Figure dataset records:

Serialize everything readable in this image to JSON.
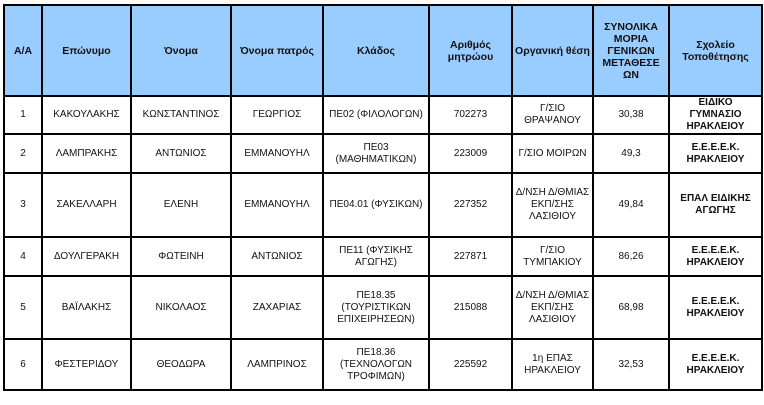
{
  "table": {
    "headers": [
      "Α/Α",
      "Επώνυμο",
      "Όνομα",
      "Όνομα πατρός",
      "Κλάδος",
      "Αριθμός μητρώου",
      "Οργανική θέση",
      "ΣΥΝΟΛΙΚΑ ΜΟΡΙΑ ΓΕΝΙΚΩΝ ΜΕΤΑΘΕΣΕ ΩΝ",
      "Σχολείο Τοποθέτησης"
    ],
    "header_color": "#99ccff",
    "rows": [
      [
        "1",
        "ΚΑΚΟΥΛΑΚΗΣ",
        "ΚΩΝΣΤΑΝΤΙΝΟΣ",
        "ΓΕΩΡΓΙΟΣ",
        "ΠΕ02 (ΦΙΛΟΛΟΓΩΝ)",
        "702273",
        "Γ/ΣΙΟ ΘΡΑΨΑΝΟΥ",
        "30,38",
        "ΕΙΔΙΚΟ ΓΥΜΝΑΣΙΟ ΗΡΑΚΛΕΙΟΥ"
      ],
      [
        "2",
        "ΛΑΜΠΡΑΚΗΣ",
        "ΑΝΤΩΝΙΟΣ",
        "ΕΜΜΑΝΟΥΗΛ",
        "ΠΕ03 (ΜΑΘΗΜΑΤΙΚΩΝ)",
        "223009",
        "Γ/ΣΙΟ ΜΟΙΡΩΝ",
        "49,3",
        "Ε.Ε.Ε.Ε.Κ. ΗΡΑΚΛΕΙΟΥ"
      ],
      [
        "3",
        "ΣΑΚΕΛΛΑΡΗ",
        "ΕΛΕΝΗ",
        "ΕΜΜΑΝΟΥΗΛ",
        "ΠΕ04.01 (ΦΥΣΙΚΩΝ)",
        "227352",
        "Δ/ΝΣΗ Δ/ΘΜΙΑΣ ΕΚΠ/ΣΗΣ ΛΑΣΙΘΙΟΥ",
        "49,84",
        "ΕΠΑΛ ΕΙΔΙΚΗΣ ΑΓΩΓΗΣ"
      ],
      [
        "4",
        "ΔΟΥΛΓΕΡΑΚΗ",
        "ΦΩΤΕΙΝΗ",
        "ΑΝΤΩΝΙΟΣ",
        "ΠΕ11 (ΦΥΣΙΚΗΣ ΑΓΩΓΗΣ)",
        "227871",
        "Γ/ΣΙΟ ΤΥΜΠΑΚΙΟΥ",
        "86,26",
        "Ε.Ε.Ε.Ε.Κ. ΗΡΑΚΛΕΙΟΥ"
      ],
      [
        "5",
        "ΒΑΪΛΑΚΗΣ",
        "ΝΙΚΟΛΑΟΣ",
        "ΖΑΧΑΡΙΑΣ",
        "ΠΕ18.35 (ΤΟΥΡΙΣΤΙΚΩΝ ΕΠΙΧΕΙΡΗΣΕΩΝ)",
        "215088",
        "Δ/ΝΣΗ Δ/ΘΜΙΑΣ ΕΚΠ/ΣΗΣ ΛΑΣΙΘΙΟΥ",
        "68,98",
        "Ε.Ε.Ε.Ε.Κ. ΗΡΑΚΛΕΙΟΥ"
      ],
      [
        "6",
        "ΦΕΣΤΕΡΙΔΟΥ",
        "ΘΕΟΔΩΡΑ",
        "ΛΑΜΠΡΙΝΟΣ",
        "ΠΕ18.36 (ΤΕΧΝΟΛΟΓΩΝ ΤΡΟΦΙΜΩΝ)",
        "225592",
        "1η ΕΠΑΣ ΗΡΑΚΛΕΙΟΥ",
        "32,53",
        "Ε.Ε.Ε.Ε.Κ. ΗΡΑΚΛΕΙΟΥ"
      ]
    ]
  }
}
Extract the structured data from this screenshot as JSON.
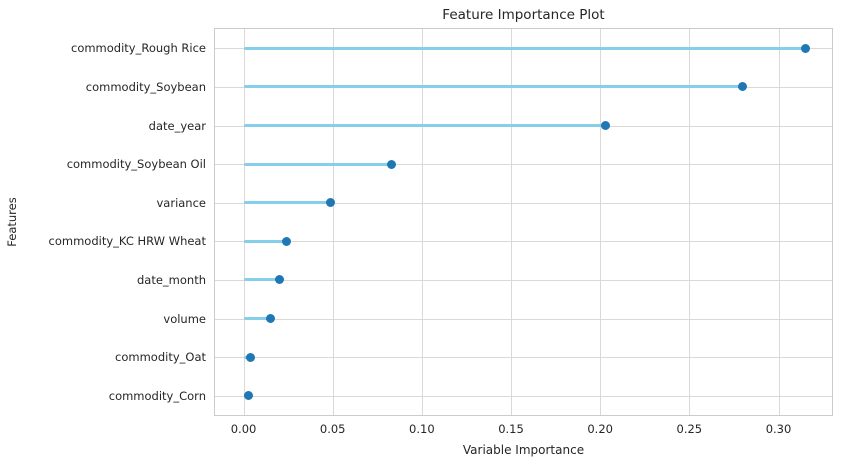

**WHAT THIS TASK INVOLVES**
Restate the full listing verbatim and drop every picture.

**TASK RESULT**
Serialize everything readable in this image to JSON.
{
  "table": {
    "headers": [
      "Α/Α",
      "Επώνυμο",
      "Όνομα",
      "Όνομα πατρός",
      "Κλάδος",
      "Αριθμός μητρώου",
      "Οργανική θέση",
      "ΣΥΝΟΛΙΚΑ ΜΟΡΙΑ ΓΕΝΙΚΩΝ ΜΕΤΑΘΕΣΕ ΩΝ",
      "Σχολείο Τοποθέτησης"
    ],
    "header_color": "#99ccff",
    "rows": [
      [
        "1",
        "ΚΑΚΟΥΛΑΚΗΣ",
        "ΚΩΝΣΤΑΝΤΙΝΟΣ",
        "ΓΕΩΡΓΙΟΣ",
        "ΠΕ02 (ΦΙΛΟΛΟΓΩΝ)",
        "702273",
        "Γ/ΣΙΟ ΘΡΑΨΑΝΟΥ",
        "30,38",
        "ΕΙΔΙΚΟ ΓΥΜΝΑΣΙΟ ΗΡΑΚΛΕΙΟΥ"
      ],
      [
        "2",
        "ΛΑΜΠΡΑΚΗΣ",
        "ΑΝΤΩΝΙΟΣ",
        "ΕΜΜΑΝΟΥΗΛ",
        "ΠΕ03 (ΜΑΘΗΜΑΤΙΚΩΝ)",
        "223009",
        "Γ/ΣΙΟ ΜΟΙΡΩΝ",
        "49,3",
        "Ε.Ε.Ε.Ε.Κ. ΗΡΑΚΛΕΙΟΥ"
      ],
      [
        "3",
        "ΣΑΚΕΛΛΑΡΗ",
        "ΕΛΕΝΗ",
        "ΕΜΜΑΝΟΥΗΛ",
        "ΠΕ04.01 (ΦΥΣΙΚΩΝ)",
        "227352",
        "Δ/ΝΣΗ Δ/ΘΜΙΑΣ ΕΚΠ/ΣΗΣ ΛΑΣΙΘΙΟΥ",
        "49,84",
        "ΕΠΑΛ ΕΙΔΙΚΗΣ ΑΓΩΓΗΣ"
      ],
      [
        "4",
        "ΔΟΥΛΓΕΡΑΚΗ",
        "ΦΩΤΕΙΝΗ",
        "ΑΝΤΩΝΙΟΣ",
        "ΠΕ11 (ΦΥΣΙΚΗΣ ΑΓΩΓΗΣ)",
        "227871",
        "Γ/ΣΙΟ ΤΥΜΠΑΚΙΟΥ",
        "86,26",
        "Ε.Ε.Ε.Ε.Κ. ΗΡΑΚΛΕΙΟΥ"
      ],
      [
        "5",
        "ΒΑΪΛΑΚΗΣ",
        "ΝΙΚΟΛΑΟΣ",
        "ΖΑΧΑΡΙΑΣ",
        "ΠΕ18.35 (ΤΟΥΡΙΣΤΙΚΩΝ ΕΠΙΧΕΙΡΗΣΕΩΝ)",
        "215088",
        "Δ/ΝΣΗ Δ/ΘΜΙΑΣ ΕΚΠ/ΣΗΣ ΛΑΣΙΘΙΟΥ",
        "68,98",
        "Ε.Ε.Ε.Ε.Κ. ΗΡΑΚΛΕΙΟΥ"
      ],
      [
        "6",
        "ΦΕΣΤΕΡΙΔΟΥ",
        "ΘΕΟΔΩΡΑ",
        "ΛΑΜΠΡΙΝΟΣ",
        "ΠΕ18.36 (ΤΕΧΝΟΛΟΓΩΝ ΤΡΟΦΙΜΩΝ)",
        "225592",
        "1η ΕΠΑΣ ΗΡΑΚΛΕΙΟΥ",
        "32,53",
        "Ε.Ε.Ε.Ε.Κ. ΗΡΑΚΛΕΙΟΥ"
      ]
    ]
  }
}
Extract the structured data from this screenshot as JSON.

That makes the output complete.